## start DATA PROVIDED

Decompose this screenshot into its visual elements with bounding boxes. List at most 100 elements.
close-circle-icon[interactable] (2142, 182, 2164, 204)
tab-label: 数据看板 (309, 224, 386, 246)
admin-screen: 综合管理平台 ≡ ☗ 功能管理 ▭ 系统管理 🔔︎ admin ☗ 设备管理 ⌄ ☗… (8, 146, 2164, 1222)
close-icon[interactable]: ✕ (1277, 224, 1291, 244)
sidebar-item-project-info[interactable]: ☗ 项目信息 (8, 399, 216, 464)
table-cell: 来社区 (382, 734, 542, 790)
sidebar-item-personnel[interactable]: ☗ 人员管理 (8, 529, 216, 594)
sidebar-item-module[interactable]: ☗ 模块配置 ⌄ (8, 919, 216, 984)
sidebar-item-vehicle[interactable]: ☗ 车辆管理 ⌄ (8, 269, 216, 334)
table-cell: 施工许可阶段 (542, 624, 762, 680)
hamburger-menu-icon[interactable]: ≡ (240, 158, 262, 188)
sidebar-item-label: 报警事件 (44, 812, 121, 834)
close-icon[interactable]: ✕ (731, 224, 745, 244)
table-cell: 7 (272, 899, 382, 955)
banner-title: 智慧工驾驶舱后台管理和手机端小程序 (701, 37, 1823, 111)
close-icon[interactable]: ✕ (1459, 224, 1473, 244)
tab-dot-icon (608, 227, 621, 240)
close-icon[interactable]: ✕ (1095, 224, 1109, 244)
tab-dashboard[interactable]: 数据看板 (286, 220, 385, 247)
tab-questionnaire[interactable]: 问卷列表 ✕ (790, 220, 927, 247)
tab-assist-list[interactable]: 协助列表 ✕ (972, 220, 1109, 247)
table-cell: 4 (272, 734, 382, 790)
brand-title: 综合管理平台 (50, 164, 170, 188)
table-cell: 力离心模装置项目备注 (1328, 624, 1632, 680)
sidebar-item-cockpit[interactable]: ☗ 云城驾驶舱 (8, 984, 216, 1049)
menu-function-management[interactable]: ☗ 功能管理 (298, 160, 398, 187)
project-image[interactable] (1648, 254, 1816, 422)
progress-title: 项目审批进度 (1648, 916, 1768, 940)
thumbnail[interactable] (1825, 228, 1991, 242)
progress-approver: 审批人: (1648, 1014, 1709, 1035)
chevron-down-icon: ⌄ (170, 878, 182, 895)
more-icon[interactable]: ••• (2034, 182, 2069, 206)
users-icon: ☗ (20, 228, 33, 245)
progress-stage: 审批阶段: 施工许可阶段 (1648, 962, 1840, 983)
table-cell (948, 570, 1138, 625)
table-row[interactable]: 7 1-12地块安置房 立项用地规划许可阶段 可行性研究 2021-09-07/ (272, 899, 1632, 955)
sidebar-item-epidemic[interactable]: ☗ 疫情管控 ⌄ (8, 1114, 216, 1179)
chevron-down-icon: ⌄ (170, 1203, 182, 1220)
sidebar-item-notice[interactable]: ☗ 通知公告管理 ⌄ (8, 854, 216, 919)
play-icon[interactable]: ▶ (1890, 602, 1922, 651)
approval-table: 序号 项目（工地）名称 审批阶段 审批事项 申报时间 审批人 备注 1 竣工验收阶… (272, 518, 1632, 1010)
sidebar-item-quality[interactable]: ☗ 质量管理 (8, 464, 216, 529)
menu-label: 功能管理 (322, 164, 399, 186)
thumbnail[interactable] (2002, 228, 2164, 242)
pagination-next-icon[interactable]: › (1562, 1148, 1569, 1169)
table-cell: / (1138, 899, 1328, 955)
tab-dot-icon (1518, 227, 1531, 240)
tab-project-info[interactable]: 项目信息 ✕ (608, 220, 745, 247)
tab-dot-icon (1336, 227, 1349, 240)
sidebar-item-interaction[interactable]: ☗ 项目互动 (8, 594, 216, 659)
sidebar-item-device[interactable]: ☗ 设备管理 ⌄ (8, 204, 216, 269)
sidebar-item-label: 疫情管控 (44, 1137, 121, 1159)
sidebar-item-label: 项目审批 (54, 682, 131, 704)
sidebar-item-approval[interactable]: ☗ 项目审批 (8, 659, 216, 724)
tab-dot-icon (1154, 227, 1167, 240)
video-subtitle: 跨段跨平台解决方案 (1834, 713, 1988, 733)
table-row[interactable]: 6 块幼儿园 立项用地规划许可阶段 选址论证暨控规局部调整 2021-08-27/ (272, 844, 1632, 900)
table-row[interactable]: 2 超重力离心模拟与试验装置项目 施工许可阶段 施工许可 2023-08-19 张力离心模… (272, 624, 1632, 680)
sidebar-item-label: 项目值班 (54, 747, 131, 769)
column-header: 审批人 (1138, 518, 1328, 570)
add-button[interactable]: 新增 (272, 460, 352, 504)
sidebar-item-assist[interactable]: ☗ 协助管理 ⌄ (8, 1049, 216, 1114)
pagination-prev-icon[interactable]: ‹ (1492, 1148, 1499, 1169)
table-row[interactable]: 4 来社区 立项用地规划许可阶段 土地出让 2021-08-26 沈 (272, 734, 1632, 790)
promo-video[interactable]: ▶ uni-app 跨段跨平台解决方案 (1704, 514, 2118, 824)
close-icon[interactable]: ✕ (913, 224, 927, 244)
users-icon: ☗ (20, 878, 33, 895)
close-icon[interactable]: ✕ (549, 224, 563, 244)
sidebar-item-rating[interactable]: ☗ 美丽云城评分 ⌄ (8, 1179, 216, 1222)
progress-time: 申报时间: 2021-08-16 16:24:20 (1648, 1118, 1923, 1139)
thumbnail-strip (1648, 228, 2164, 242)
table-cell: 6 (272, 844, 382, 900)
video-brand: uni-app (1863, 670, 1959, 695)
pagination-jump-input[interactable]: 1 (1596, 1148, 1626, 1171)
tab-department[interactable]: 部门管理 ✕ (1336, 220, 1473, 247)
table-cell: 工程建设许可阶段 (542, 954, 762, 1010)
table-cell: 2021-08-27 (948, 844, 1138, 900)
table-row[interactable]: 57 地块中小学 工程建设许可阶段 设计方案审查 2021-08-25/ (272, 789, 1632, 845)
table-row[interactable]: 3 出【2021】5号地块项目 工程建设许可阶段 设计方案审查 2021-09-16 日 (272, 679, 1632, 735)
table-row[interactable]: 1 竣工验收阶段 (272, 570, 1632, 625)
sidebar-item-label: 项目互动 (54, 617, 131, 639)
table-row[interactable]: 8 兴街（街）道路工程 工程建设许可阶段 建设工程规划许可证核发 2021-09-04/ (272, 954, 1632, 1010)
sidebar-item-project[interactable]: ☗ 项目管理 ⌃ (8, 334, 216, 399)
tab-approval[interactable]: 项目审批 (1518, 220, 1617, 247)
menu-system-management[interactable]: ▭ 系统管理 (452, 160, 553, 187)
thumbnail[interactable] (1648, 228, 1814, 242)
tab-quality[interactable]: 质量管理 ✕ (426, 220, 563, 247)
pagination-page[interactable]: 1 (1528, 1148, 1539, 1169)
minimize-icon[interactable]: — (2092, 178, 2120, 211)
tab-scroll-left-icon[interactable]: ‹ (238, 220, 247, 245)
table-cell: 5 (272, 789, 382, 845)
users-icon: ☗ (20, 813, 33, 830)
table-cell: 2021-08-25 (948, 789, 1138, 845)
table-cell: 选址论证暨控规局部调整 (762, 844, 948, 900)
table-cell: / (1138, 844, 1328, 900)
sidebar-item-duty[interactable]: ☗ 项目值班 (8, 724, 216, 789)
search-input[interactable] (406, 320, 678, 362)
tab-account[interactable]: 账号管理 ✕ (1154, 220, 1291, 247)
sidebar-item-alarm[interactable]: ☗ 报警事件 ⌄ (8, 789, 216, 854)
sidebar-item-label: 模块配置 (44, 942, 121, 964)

## end DATA PROVIDED

WRITTEN REQUEST: Reproduce the part of the data above that runs from its very first line through the line containing "table-cell: 7 (272, 899, 382, 955)", including both of those lines.

COMPLETE ANSWER:
Decompose this screenshot into its visual elements with bounding boxes. List at most 100 elements.
close-circle-icon[interactable] (2142, 182, 2164, 204)
tab-label: 数据看板 (309, 224, 386, 246)
admin-screen: 综合管理平台 ≡ ☗ 功能管理 ▭ 系统管理 🔔︎ admin ☗ 设备管理 ⌄ ☗… (8, 146, 2164, 1222)
close-icon[interactable]: ✕ (1277, 224, 1291, 244)
sidebar-item-project-info[interactable]: ☗ 项目信息 (8, 399, 216, 464)
table-cell: 来社区 (382, 734, 542, 790)
sidebar-item-personnel[interactable]: ☗ 人员管理 (8, 529, 216, 594)
sidebar-item-module[interactable]: ☗ 模块配置 ⌄ (8, 919, 216, 984)
sidebar-item-vehicle[interactable]: ☗ 车辆管理 ⌄ (8, 269, 216, 334)
table-cell: 施工许可阶段 (542, 624, 762, 680)
hamburger-menu-icon[interactable]: ≡ (240, 158, 262, 188)
sidebar-item-label: 报警事件 (44, 812, 121, 834)
close-icon[interactable]: ✕ (731, 224, 745, 244)
table-cell: 7 (272, 899, 382, 955)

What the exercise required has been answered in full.